--- Your objective ---
Repeat the material exactly, every line of it.

--- Given entries ---
────────────────

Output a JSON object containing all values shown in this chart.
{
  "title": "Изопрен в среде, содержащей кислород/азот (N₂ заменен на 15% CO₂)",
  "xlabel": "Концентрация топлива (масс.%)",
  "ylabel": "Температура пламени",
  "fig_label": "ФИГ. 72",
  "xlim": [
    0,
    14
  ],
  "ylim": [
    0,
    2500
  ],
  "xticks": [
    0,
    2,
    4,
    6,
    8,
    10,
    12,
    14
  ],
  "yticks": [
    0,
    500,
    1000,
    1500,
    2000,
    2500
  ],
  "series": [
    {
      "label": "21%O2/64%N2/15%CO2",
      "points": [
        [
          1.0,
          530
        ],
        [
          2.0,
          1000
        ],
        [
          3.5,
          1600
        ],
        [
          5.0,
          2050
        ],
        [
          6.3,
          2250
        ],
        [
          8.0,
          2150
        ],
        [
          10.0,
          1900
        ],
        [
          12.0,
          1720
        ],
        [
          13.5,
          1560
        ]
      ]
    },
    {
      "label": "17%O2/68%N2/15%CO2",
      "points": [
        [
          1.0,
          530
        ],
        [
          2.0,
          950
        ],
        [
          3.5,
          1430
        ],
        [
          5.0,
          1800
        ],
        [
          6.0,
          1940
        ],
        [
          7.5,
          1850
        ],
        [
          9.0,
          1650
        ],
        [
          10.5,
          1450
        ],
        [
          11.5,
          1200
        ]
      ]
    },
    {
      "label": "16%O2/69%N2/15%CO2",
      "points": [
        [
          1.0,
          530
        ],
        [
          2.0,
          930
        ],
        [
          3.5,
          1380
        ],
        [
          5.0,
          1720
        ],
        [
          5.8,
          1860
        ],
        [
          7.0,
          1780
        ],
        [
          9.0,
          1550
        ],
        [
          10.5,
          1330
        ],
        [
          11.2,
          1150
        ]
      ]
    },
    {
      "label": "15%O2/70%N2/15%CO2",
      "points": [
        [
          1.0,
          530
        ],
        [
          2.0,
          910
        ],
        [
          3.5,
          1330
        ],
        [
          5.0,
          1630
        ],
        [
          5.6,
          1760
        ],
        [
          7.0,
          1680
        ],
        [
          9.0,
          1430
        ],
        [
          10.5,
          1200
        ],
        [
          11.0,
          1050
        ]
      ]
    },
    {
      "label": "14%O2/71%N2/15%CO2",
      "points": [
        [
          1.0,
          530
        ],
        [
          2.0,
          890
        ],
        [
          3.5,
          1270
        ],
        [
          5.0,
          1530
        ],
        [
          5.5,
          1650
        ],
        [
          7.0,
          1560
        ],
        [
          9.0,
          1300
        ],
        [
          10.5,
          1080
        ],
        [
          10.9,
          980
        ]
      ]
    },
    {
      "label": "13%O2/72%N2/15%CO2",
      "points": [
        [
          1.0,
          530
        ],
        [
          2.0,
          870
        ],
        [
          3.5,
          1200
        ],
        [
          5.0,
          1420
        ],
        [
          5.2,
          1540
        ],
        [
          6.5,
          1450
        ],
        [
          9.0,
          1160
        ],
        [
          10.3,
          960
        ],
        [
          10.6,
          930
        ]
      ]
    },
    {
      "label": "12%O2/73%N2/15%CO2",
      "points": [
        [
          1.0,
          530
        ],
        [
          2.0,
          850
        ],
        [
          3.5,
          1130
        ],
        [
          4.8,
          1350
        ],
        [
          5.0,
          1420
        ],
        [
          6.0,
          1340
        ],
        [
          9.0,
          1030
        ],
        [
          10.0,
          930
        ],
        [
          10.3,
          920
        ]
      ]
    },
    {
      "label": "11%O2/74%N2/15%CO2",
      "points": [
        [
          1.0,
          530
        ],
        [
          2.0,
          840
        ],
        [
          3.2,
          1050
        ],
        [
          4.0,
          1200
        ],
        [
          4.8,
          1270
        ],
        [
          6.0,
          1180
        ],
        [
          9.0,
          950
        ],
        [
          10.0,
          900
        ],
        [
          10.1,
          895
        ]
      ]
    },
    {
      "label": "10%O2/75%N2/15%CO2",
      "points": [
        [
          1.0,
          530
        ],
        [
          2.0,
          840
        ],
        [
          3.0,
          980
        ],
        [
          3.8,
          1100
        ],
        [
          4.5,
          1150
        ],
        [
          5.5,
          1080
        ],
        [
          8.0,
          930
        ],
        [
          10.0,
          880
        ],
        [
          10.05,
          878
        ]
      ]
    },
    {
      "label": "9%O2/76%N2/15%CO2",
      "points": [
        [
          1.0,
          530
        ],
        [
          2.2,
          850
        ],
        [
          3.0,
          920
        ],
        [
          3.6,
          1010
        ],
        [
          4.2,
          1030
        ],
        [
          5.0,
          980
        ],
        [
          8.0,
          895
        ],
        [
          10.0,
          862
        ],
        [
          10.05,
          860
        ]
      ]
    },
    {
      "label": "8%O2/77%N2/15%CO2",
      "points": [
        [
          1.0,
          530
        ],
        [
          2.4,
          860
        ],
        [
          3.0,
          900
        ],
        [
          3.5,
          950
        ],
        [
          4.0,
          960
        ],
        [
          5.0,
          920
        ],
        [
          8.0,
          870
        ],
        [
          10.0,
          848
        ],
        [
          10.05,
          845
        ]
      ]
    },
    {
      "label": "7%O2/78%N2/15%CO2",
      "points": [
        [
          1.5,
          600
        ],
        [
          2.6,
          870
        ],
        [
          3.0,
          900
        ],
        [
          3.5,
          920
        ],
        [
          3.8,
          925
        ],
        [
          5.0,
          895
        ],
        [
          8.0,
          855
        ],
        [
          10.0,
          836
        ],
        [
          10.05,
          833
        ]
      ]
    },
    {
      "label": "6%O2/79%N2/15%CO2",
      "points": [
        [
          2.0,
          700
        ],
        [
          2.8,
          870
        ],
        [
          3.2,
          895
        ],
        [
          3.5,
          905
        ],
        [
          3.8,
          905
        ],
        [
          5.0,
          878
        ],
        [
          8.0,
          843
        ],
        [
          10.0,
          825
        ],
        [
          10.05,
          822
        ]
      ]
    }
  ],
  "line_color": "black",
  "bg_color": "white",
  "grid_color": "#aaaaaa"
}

────────────────

--- Task response ---
Output a JSON object containing all values shown in this chart.
{
  "title": "Изопрен в среде, содержащей кислород/азот (N₂ заменен на 15% CO₂)",
  "xlabel": "Концентрация топлива (масс.%)",
  "ylabel": "Температура пламени",
  "fig_label": "ФИГ. 72",
  "xlim": [
    0,
    14
  ],
  "ylim": [
    0,
    2500
  ],
  "xticks": [
    0,
    2,
    4,
    6,
    8,
    10,
    12,
    14
  ],
  "yticks": [
    0,
    500,
    1000,
    1500,
    2000,
    2500
  ],
  "series": [
    {
      "label": "21%O2/64%N2/15%CO2",
      "points": [
        [
          1.0,
          530
        ],
        [
          2.0,
          1000
        ],
        [
          3.5,
          1600
        ],
        [
          5.0,
          2050
        ],
        [
          6.3,
          2250
        ],
        [
          8.0,
          2150
        ],
        [
          10.0,
          1900
        ],
        [
          12.0,
          1720
        ],
        [
          13.5,
          1560
        ]
      ]
    },
    {
      "label": "17%O2/68%N2/15%CO2",
      "points": [
        [
          1.0,
          530
        ],
        [
          2.0,
          950
        ],
        [
          3.5,
          1430
        ],
        [
          5.0,
          1800
        ],
        [
          6.0,
          1940
        ],
        [
          7.5,
          1850
        ],
        [
          9.0,
          1650
        ],
        [
          10.5,
          1450
        ],
        [
          11.5,
          1200
        ]
      ]
    },
    {
      "label": "16%O2/69%N2/15%CO2",
      "points": [
        [
          1.0,
          530
        ],
        [
          2.0,
          930
        ],
        [
          3.5,
          1380
        ],
        [
          5.0,
          1720
        ],
        [
          5.8,
          1860
        ],
        [
          7.0,
          1780
        ],
        [
          9.0,
          1550
        ],
        [
          10.5,
          1330
        ],
        [
          11.2,
          1150
        ]
      ]
    },
    {
      "label": "15%O2/70%N2/15%CO2",
      "points": [
        [
          1.0,
          530
        ],
        [
          2.0,
          910
        ],
        [
          3.5,
          1330
        ],
        [
          5.0,
          1630
        ],
        [
          5.6,
          1760
        ],
        [
          7.0,
          1680
        ],
        [
          9.0,
          1430
        ],
        [
          10.5,
          1200
        ],
        [
          11.0,
          1050
        ]
      ]
    },
    {
      "label": "14%O2/71%N2/15%CO2",
      "points": [
        [
          1.0,
          530
        ],
        [
          2.0,
          890
        ],
        [
          3.5,
          1270
        ],
        [
          5.0,
          1530
        ],
        [
          5.5,
          1650
        ],
        [
          7.0,
          1560
        ],
        [
          9.0,
          1300
        ],
        [
          10.5,
          1080
        ],
        [
          10.9,
          980
        ]
      ]
    },
    {
      "label": "13%O2/72%N2/15%CO2",
      "points": [
        [
          1.0,
          530
        ],
        [
          2.0,
          870
        ],
        [
          3.5,
          1200
        ],
        [
          5.0,
          1420
        ],
        [
          5.2,
          1540
        ],
        [
          6.5,
          1450
        ],
        [
          9.0,
          1160
        ],
        [
          10.3,
          960
        ],
        [
          10.6,
          930
        ]
      ]
    },
    {
      "label": "12%O2/73%N2/15%CO2",
      "points": [
        [
          1.0,
          530
        ],
        [
          2.0,
          850
        ],
        [
          3.5,
          1130
        ],
        [
          4.8,
          1350
        ],
        [
          5.0,
          1420
        ],
        [
          6.0,
          1340
        ],
        [
          9.0,
          1030
        ],
        [
          10.0,
          930
        ],
        [
          10.3,
          920
        ]
      ]
    },
    {
      "label": "11%O2/74%N2/15%CO2",
      "points": [
        [
          1.0,
          530
        ],
        [
          2.0,
          840
        ],
        [
          3.2,
          1050
        ],
        [
          4.0,
          1200
        ],
        [
          4.8,
          1270
        ],
        [
          6.0,
          1180
        ],
        [
          9.0,
          950
        ],
        [
          10.0,
          900
        ],
        [
          10.1,
          895
        ]
      ]
    },
    {
      "label": "10%O2/75%N2/15%CO2",
      "points": [
        [
          1.0,
          530
        ],
        [
          2.0,
          840
        ],
        [
          3.0,
          980
        ],
        [
          3.8,
          1100
        ],
        [
          4.5,
          1150
        ],
        [
          5.5,
          1080
        ],
        [
          8.0,
          930
        ],
        [
          10.0,
          880
        ],
        [
          10.05,
          878
        ]
      ]
    },
    {
      "label": "9%O2/76%N2/15%CO2",
      "points": [
        [
          1.0,
          530
        ],
        [
          2.2,
          850
        ],
        [
          3.0,
          920
        ],
        [
          3.6,
          1010
        ],
        [
          4.2,
          1030
        ],
        [
          5.0,
          980
        ],
        [
          8.0,
          895
        ],
        [
          10.0,
          862
        ],
        [
          10.05,
          860
        ]
      ]
    },
    {
      "label": "8%O2/77%N2/15%CO2",
      "points": [
        [
          1.0,
          530
        ],
        [
          2.4,
          860
        ],
        [
          3.0,
          900
        ],
        [
          3.5,
          950
        ],
        [
          4.0,
          960
        ],
        [
          5.0,
          920
        ],
        [
          8.0,
          870
        ],
        [
          10.0,
          848
        ],
        [
          10.05,
          845
        ]
      ]
    },
    {
      "label": "7%O2/78%N2/15%CO2",
      "points": [
        [
          1.5,
          600
        ],
        [
          2.6,
          870
        ],
        [
          3.0,
          900
        ],
        [
          3.5,
          920
        ],
        [
          3.8,
          925
        ],
        [
          5.0,
          895
        ],
        [
          8.0,
          855
        ],
        [
          10.0,
          836
        ],
        [
          10.05,
          833
        ]
      ]
    },
    {
      "label": "6%O2/79%N2/15%CO2",
      "points": [
        [
          2.0,
          700
        ],
        [
          2.8,
          870
        ],
        [
          3.2,
          895
        ],
        [
          3.5,
          905
        ],
        [
          3.8,
          905
        ],
        [
          5.0,
          878
        ],
        [
          8.0,
          843
        ],
        [
          10.0,
          825
        ],
        [
          10.05,
          822
        ]
      ]
    }
  ],
  "line_color": "black",
  "bg_color": "white",
  "grid_color": "#aaaaaa"
}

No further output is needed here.